• **What is expected**: Repeat every line below exactly as it reads.

• **Input records**:
※

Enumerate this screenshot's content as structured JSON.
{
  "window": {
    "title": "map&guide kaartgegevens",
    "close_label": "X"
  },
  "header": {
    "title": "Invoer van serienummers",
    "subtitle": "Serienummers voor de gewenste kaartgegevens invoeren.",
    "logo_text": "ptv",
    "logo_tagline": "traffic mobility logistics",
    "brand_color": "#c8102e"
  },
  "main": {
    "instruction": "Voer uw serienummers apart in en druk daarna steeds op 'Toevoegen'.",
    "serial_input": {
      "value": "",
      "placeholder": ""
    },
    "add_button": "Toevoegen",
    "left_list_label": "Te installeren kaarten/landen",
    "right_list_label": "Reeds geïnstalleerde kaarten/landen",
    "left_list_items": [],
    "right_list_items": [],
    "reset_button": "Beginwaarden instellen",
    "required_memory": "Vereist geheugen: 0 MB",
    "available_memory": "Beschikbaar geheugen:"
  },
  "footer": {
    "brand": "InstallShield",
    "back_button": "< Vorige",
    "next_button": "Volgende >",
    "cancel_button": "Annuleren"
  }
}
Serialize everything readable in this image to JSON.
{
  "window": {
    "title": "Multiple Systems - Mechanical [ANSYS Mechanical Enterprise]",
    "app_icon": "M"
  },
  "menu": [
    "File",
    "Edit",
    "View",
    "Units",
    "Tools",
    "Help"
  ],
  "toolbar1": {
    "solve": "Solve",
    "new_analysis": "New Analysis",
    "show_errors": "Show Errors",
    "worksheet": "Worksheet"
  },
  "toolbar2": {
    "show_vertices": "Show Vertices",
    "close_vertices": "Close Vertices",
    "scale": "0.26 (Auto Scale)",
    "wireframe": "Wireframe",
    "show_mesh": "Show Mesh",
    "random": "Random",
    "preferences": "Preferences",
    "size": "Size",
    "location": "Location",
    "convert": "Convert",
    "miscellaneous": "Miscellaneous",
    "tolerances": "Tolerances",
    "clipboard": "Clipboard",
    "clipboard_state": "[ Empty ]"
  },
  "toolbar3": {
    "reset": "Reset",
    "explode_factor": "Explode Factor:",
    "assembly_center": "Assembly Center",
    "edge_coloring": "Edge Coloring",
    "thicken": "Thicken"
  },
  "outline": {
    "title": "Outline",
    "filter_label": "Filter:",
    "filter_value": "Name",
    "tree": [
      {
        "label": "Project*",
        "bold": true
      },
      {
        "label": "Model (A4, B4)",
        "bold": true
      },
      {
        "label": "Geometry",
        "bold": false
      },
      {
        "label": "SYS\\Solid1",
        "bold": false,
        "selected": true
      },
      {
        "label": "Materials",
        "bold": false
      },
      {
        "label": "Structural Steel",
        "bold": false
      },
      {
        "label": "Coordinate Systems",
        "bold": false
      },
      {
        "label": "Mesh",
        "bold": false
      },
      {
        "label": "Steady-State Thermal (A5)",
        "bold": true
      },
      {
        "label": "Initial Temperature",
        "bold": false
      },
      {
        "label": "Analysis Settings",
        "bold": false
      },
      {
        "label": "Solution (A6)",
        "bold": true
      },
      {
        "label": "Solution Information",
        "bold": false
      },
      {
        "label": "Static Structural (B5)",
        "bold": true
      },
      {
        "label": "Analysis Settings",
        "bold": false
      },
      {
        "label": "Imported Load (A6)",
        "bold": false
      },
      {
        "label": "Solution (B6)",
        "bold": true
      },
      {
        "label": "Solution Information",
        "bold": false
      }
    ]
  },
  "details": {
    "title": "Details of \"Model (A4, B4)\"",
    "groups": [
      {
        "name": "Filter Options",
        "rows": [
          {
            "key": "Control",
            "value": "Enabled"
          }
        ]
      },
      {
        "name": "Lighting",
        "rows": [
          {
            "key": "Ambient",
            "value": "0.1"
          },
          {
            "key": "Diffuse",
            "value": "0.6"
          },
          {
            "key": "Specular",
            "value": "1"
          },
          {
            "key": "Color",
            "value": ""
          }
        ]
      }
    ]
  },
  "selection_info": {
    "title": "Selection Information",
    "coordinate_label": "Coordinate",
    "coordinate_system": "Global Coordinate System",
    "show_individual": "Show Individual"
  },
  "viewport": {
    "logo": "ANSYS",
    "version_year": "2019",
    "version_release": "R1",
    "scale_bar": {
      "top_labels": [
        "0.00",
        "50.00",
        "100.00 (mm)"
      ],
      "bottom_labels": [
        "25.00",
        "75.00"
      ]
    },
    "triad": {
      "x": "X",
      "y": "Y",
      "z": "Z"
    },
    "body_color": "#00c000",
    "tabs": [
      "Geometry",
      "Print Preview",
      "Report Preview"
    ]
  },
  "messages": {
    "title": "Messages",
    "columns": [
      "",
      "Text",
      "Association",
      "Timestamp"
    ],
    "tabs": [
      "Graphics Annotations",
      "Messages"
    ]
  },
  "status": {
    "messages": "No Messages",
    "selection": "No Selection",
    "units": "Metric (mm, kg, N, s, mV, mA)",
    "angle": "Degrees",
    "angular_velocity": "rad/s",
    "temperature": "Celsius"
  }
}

※

• **Exercise output**:
Enumerate this screenshot's content as structured JSON.
{
  "window": {
    "title": "map&guide kaartgegevens",
    "close_label": "X"
  },
  "header": {
    "title": "Invoer van serienummers",
    "subtitle": "Serienummers voor de gewenste kaartgegevens invoeren.",
    "logo_text": "ptv",
    "logo_tagline": "traffic mobility logistics",
    "brand_color": "#c8102e"
  },
  "main": {
    "instruction": "Voer uw serienummers apart in en druk daarna steeds op 'Toevoegen'.",
    "serial_input": {
      "value": "",
      "placeholder": ""
    },
    "add_button": "Toevoegen",
    "left_list_label": "Te installeren kaarten/landen",
    "right_list_label": "Reeds geïnstalleerde kaarten/landen",
    "left_list_items": [],
    "right_list_items": [],
    "reset_button": "Beginwaarden instellen",
    "required_memory": "Vereist geheugen: 0 MB",
    "available_memory": "Beschikbaar geheugen:"
  },
  "footer": {
    "brand": "InstallShield",
    "back_button": "< Vorige",
    "next_button": "Volgende >",
    "cancel_button": "Annuleren"
  }
}
Serialize everything readable in this image to JSON.
{
  "window": {
    "title": "Multiple Systems - Mechanical [ANSYS Mechanical Enterprise]",
    "app_icon": "M"
  },
  "menu": [
    "File",
    "Edit",
    "View",
    "Units",
    "Tools",
    "Help"
  ],
  "toolbar1": {
    "solve": "Solve",
    "new_analysis": "New Analysis",
    "show_errors": "Show Errors",
    "worksheet": "Worksheet"
  },
  "toolbar2": {
    "show_vertices": "Show Vertices",
    "close_vertices": "Close Vertices",
    "scale": "0.26 (Auto Scale)",
    "wireframe": "Wireframe",
    "show_mesh": "Show Mesh",
    "random": "Random",
    "preferences": "Preferences",
    "size": "Size",
    "location": "Location",
    "convert": "Convert",
    "miscellaneous": "Miscellaneous",
    "tolerances": "Tolerances",
    "clipboard": "Clipboard",
    "clipboard_state": "[ Empty ]"
  },
  "toolbar3": {
    "reset": "Reset",
    "explode_factor": "Explode Factor:",
    "assembly_center": "Assembly Center",
    "edge_coloring": "Edge Coloring",
    "thicken": "Thicken"
  },
  "outline": {
    "title": "Outline",
    "filter_label": "Filter:",
    "filter_value": "Name",
    "tree": [
      {
        "label": "Project*",
        "bold": true
      },
      {
        "label": "Model (A4, B4)",
        "bold": true
      },
      {
        "label": "Geometry",
        "bold": false
      },
      {
        "label": "SYS\\Solid1",
        "bold": false,
        "selected": true
      },
      {
        "label": "Materials",
        "bold": false
      },
      {
        "label": "Structural Steel",
        "bold": false
      },
      {
        "label": "Coordinate Systems",
        "bold": false
      },
      {
        "label": "Mesh",
        "bold": false
      },
      {
        "label": "Steady-State Thermal (A5)",
        "bold": true
      },
      {
        "label": "Initial Temperature",
        "bold": false
      },
      {
        "label": "Analysis Settings",
        "bold": false
      },
      {
        "label": "Solution (A6)",
        "bold": true
      },
      {
        "label": "Solution Information",
        "bold": false
      },
      {
        "label": "Static Structural (B5)",
        "bold": true
      },
      {
        "label": "Analysis Settings",
        "bold": false
      },
      {
        "label": "Imported Load (A6)",
        "bold": false
      },
      {
        "label": "Solution (B6)",
        "bold": true
      },
      {
        "label": "Solution Information",
        "bold": false
      }
    ]
  },
  "details": {
    "title": "Details of \"Model (A4, B4)\"",
    "groups": [
      {
        "name": "Filter Options",
        "rows": [
          {
            "key": "Control",
            "value": "Enabled"
          }
        ]
      },
      {
        "name": "Lighting",
        "rows": [
          {
            "key": "Ambient",
            "value": "0.1"
          },
          {
            "key": "Diffuse",
            "value": "0.6"
          },
          {
            "key": "Specular",
            "value": "1"
          },
          {
            "key": "Color",
            "value": ""
          }
        ]
      }
    ]
  },
  "selection_info": {
    "title": "Selection Information",
    "coordinate_label": "Coordinate",
    "coordinate_system": "Global Coordinate System",
    "show_individual": "Show Individual"
  },
  "viewport": {
    "logo": "ANSYS",
    "version_year": "2019",
    "version_release": "R1",
    "scale_bar": {
      "top_labels": [
        "0.00",
        "50.00",
        "100.00 (mm)"
      ],
      "bottom_labels": [
        "25.00",
        "75.00"
      ]
    },
    "triad": {
      "x": "X",
      "y": "Y",
      "z": "Z"
    },
    "body_color": "#00c000",
    "tabs": [
      "Geometry",
      "Print Preview",
      "Report Preview"
    ]
  },
  "messages": {
    "title": "Messages",
    "columns": [
      "",
      "Text",
      "Association",
      "Timestamp"
    ],
    "tabs": [
      "Graphics Annotations",
      "Messages"
    ]
  },
  "status": {
    "messages": "No Messages",
    "selection": "No Selection",
    "units": "Metric (mm, kg, N, s, mV, mA)",
    "angle": "Degrees",
    "angular_velocity": "rad/s",
    "temperature": "Celsius"
  }
}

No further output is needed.